--- Start Provided records ---

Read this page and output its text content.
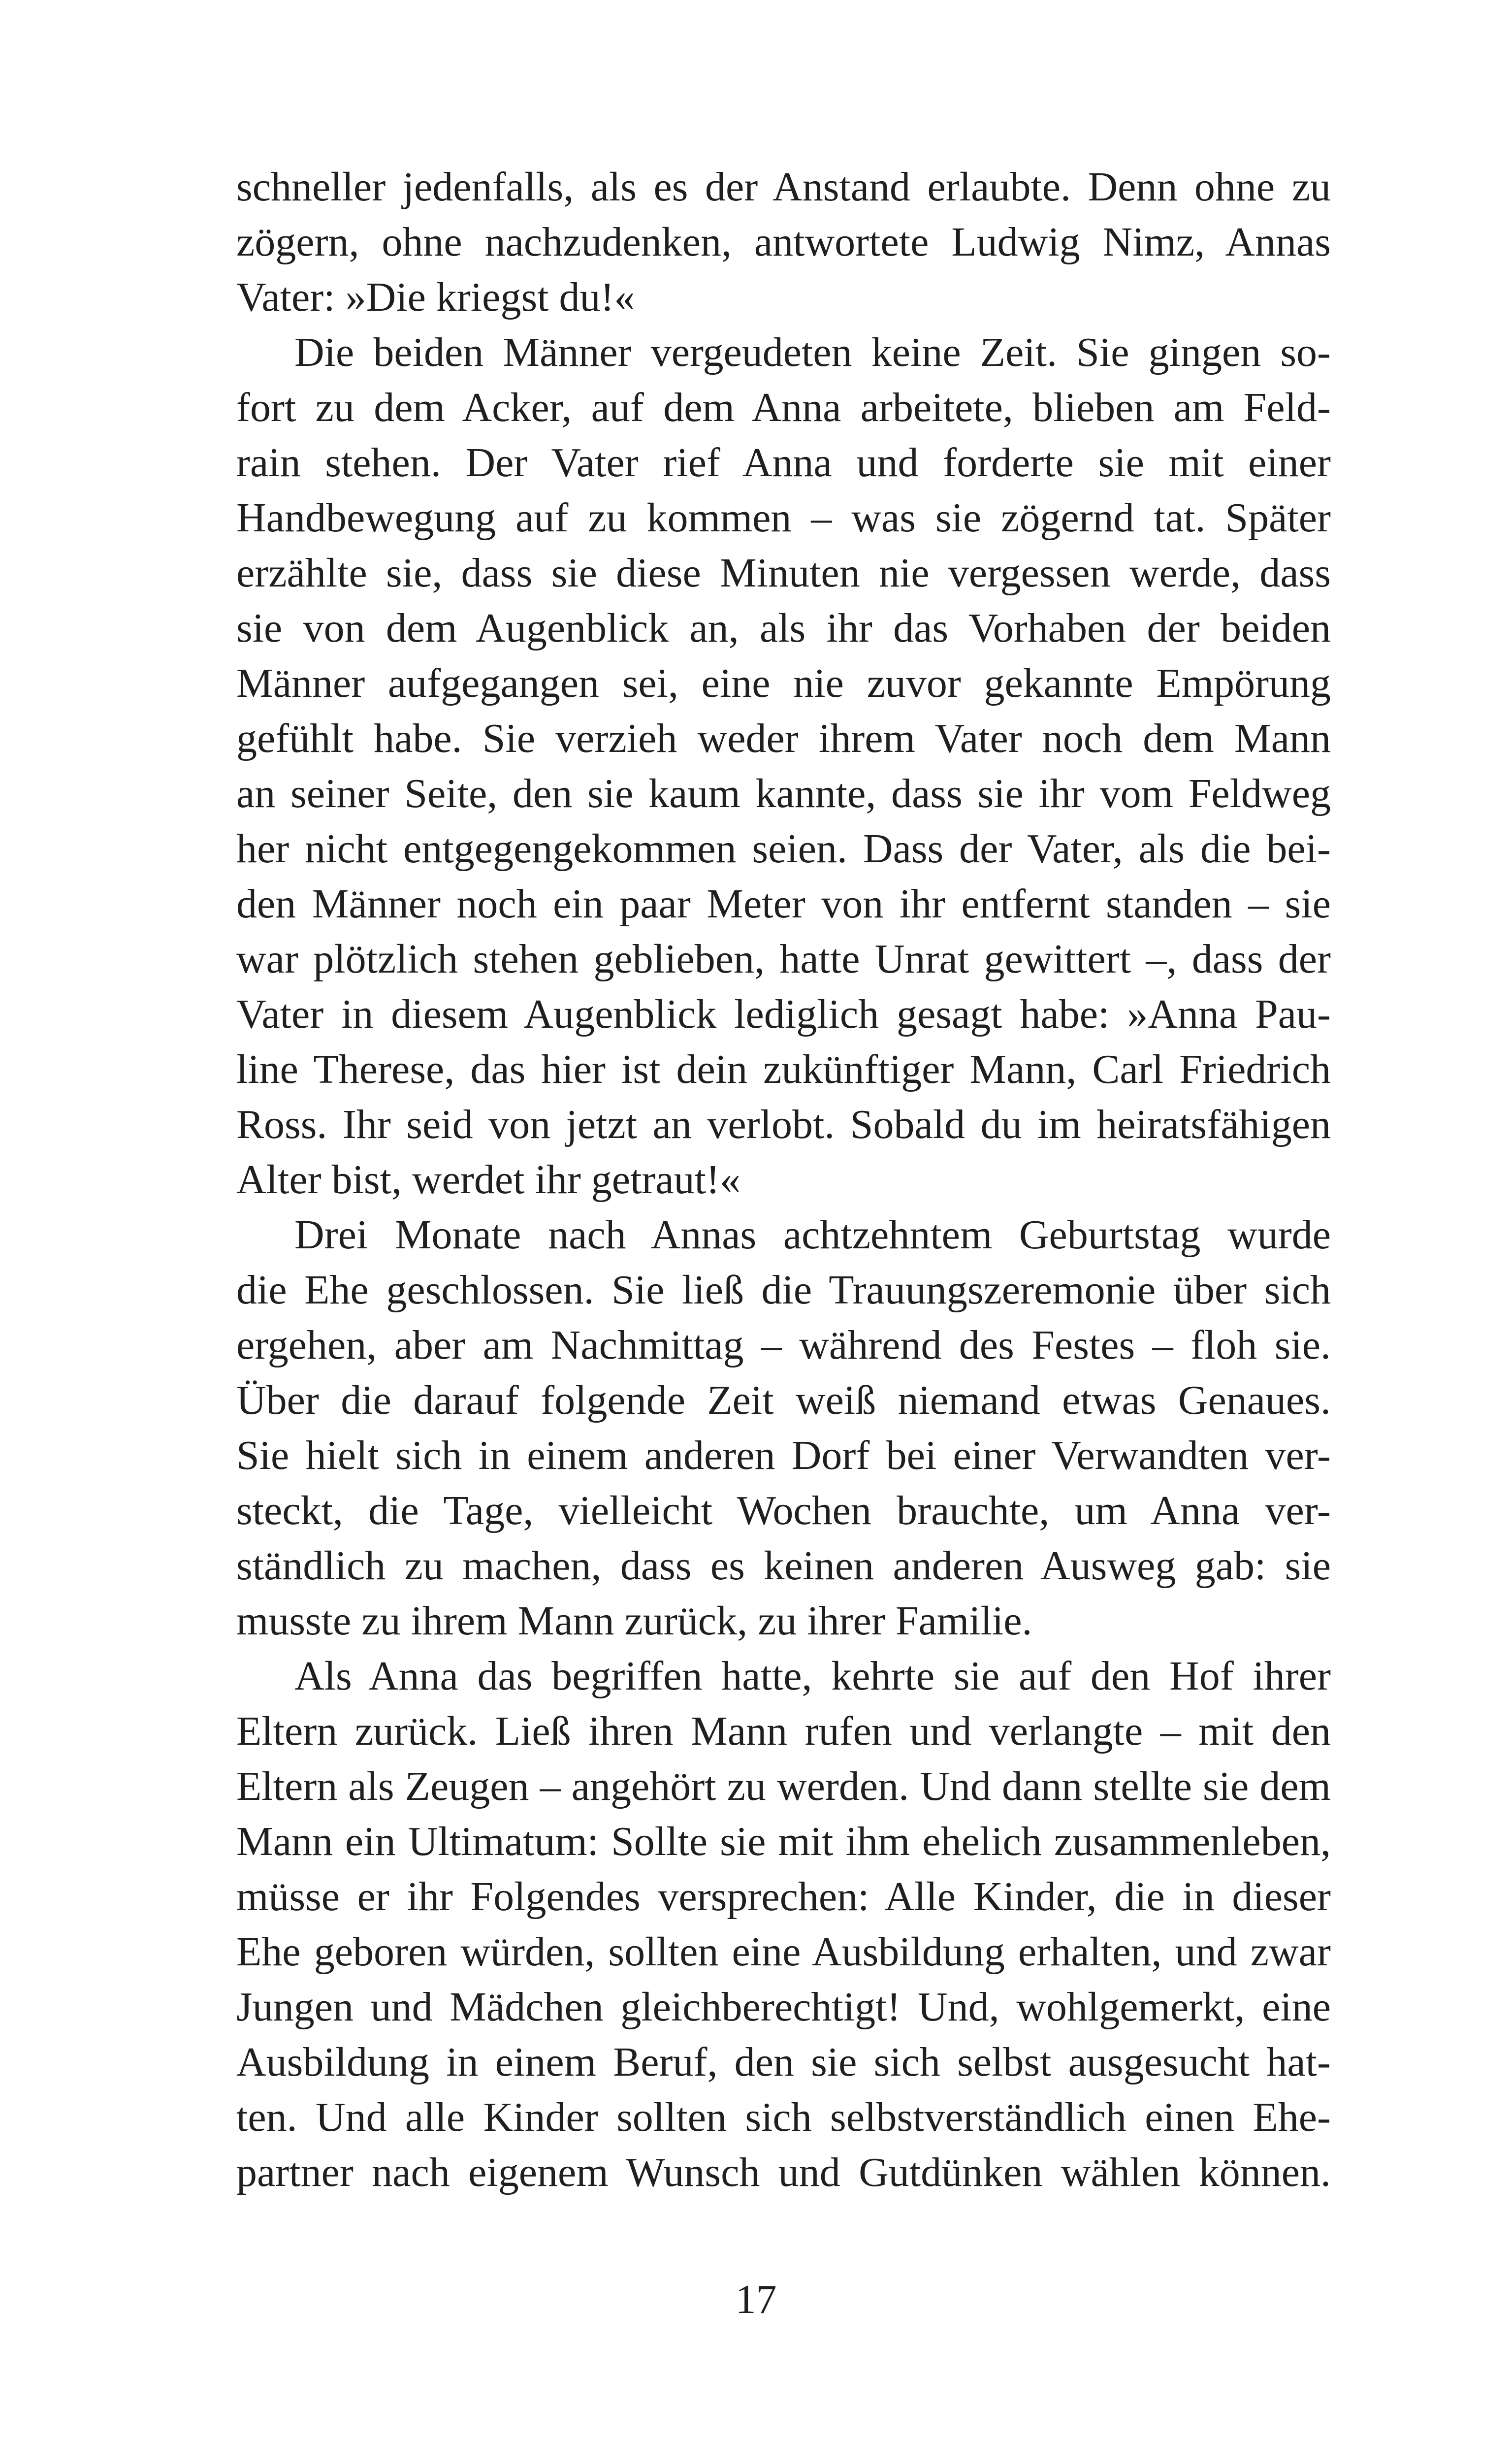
schneller jedenfalls, als es der Anstand erlaubte. Denn ohne zu
zögern, ohne nachzudenken, antwortete Ludwig Nimz, Annas
Vater: »Die kriegst du!«
Die beiden Männer vergeudeten keine Zeit. Sie gingen so-
fort zu dem Acker, auf dem Anna arbeitete, blieben am Feld-
rain stehen. Der Vater rief Anna und forderte sie mit einer
Handbewegung auf zu kommen – was sie zögernd tat. Später
erzählte sie, dass sie diese Minuten nie vergessen werde, dass
sie von dem Augenblick an, als ihr das Vorhaben der beiden
Männer aufgegangen sei, eine nie zuvor gekannte Empörung
gefühlt habe. Sie verzieh weder ihrem Vater noch dem Mann
an seiner Seite, den sie kaum kannte, dass sie ihr vom Feldweg
her nicht entgegengekommen seien. Dass der Vater, als die bei-
den Männer noch ein paar Meter von ihr entfernt standen – sie
war plötzlich stehen geblieben, hatte Unrat gewittert –, dass der
Vater in diesem Augenblick lediglich gesagt habe: »Anna Pau-
line Therese, das hier ist dein zukünftiger Mann, Carl Friedrich
Ross. Ihr seid von jetzt an verlobt. Sobald du im heiratsfähigen
Alter bist, werdet ihr getraut!«
Drei Monate nach Annas achtzehntem Geburtstag wurde
die Ehe geschlossen. Sie ließ die Trauungszeremonie über sich
ergehen, aber am Nachmittag – während des Festes – floh sie.
Über die darauf folgende Zeit weiß niemand etwas Genaues.
Sie hielt sich in einem anderen Dorf bei einer Verwandten ver-
steckt, die Tage, vielleicht Wochen brauchte, um Anna ver-
ständlich zu machen, dass es keinen anderen Ausweg gab: sie
musste zu ihrem Mann zurück, zu ihrer Familie.
Als Anna das begriffen hatte, kehrte sie auf den Hof ihrer
Eltern zurück. Ließ ihren Mann rufen und verlangte – mit den
Eltern als Zeugen – angehört zu werden. Und dann stellte sie dem
Mann ein Ultimatum: Sollte sie mit ihm ehelich zusammenleben,
müsse er ihr Folgendes versprechen: Alle Kinder, die in dieser
Ehe geboren würden, sollten eine Ausbildung erhalten, und zwar
Jungen und Mädchen gleichberechtigt! Und, wohlgemerkt, eine
Ausbildung in einem Beruf, den sie sich selbst ausgesucht hat-
ten. Und alle Kinder sollten sich selbstverständlich einen Ehe-
partner nach eigenem Wunsch und Gutdünken wählen können.
17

--- End Provided records ---

Work instructions ▸ Transcribe the material exactly, keeping every word and none of the pictures.

Exercise answer ▸
Read this page and output its text content.
schneller jedenfalls, als es der Anstand erlaubte. Denn ohne zu
zögern, ohne nachzudenken, antwortete Ludwig Nimz, Annas
Vater: »Die kriegst du!«
Die beiden Männer vergeudeten keine Zeit. Sie gingen so-
fort zu dem Acker, auf dem Anna arbeitete, blieben am Feld-
rain stehen. Der Vater rief Anna und forderte sie mit einer
Handbewegung auf zu kommen – was sie zögernd tat. Später
erzählte sie, dass sie diese Minuten nie vergessen werde, dass
sie von dem Augenblick an, als ihr das Vorhaben der beiden
Männer aufgegangen sei, eine nie zuvor gekannte Empörung
gefühlt habe. Sie verzieh weder ihrem Vater noch dem Mann
an seiner Seite, den sie kaum kannte, dass sie ihr vom Feldweg
her nicht entgegengekommen seien. Dass der Vater, als die bei-
den Männer noch ein paar Meter von ihr entfernt standen – sie
war plötzlich stehen geblieben, hatte Unrat gewittert –, dass der
Vater in diesem Augenblick lediglich gesagt habe: »Anna Pau-
line Therese, das hier ist dein zukünftiger Mann, Carl Friedrich
Ross. Ihr seid von jetzt an verlobt. Sobald du im heiratsfähigen
Alter bist, werdet ihr getraut!«
Drei Monate nach Annas achtzehntem Geburtstag wurde
die Ehe geschlossen. Sie ließ die Trauungszeremonie über sich
ergehen, aber am Nachmittag – während des Festes – floh sie.
Über die darauf folgende Zeit weiß niemand etwas Genaues.
Sie hielt sich in einem anderen Dorf bei einer Verwandten ver-
steckt, die Tage, vielleicht Wochen brauchte, um Anna ver-
ständlich zu machen, dass es keinen anderen Ausweg gab: sie
musste zu ihrem Mann zurück, zu ihrer Familie.
Als Anna das begriffen hatte, kehrte sie auf den Hof ihrer
Eltern zurück. Ließ ihren Mann rufen und verlangte – mit den
Eltern als Zeugen – angehört zu werden. Und dann stellte sie dem
Mann ein Ultimatum: Sollte sie mit ihm ehelich zusammenleben,
müsse er ihr Folgendes versprechen: Alle Kinder, die in dieser
Ehe geboren würden, sollten eine Ausbildung erhalten, und zwar
Jungen und Mädchen gleichberechtigt! Und, wohlgemerkt, eine
Ausbildung in einem Beruf, den sie sich selbst ausgesucht hat-
ten. Und alle Kinder sollten sich selbstverständlich einen Ehe-
partner nach eigenem Wunsch und Gutdünken wählen können.
17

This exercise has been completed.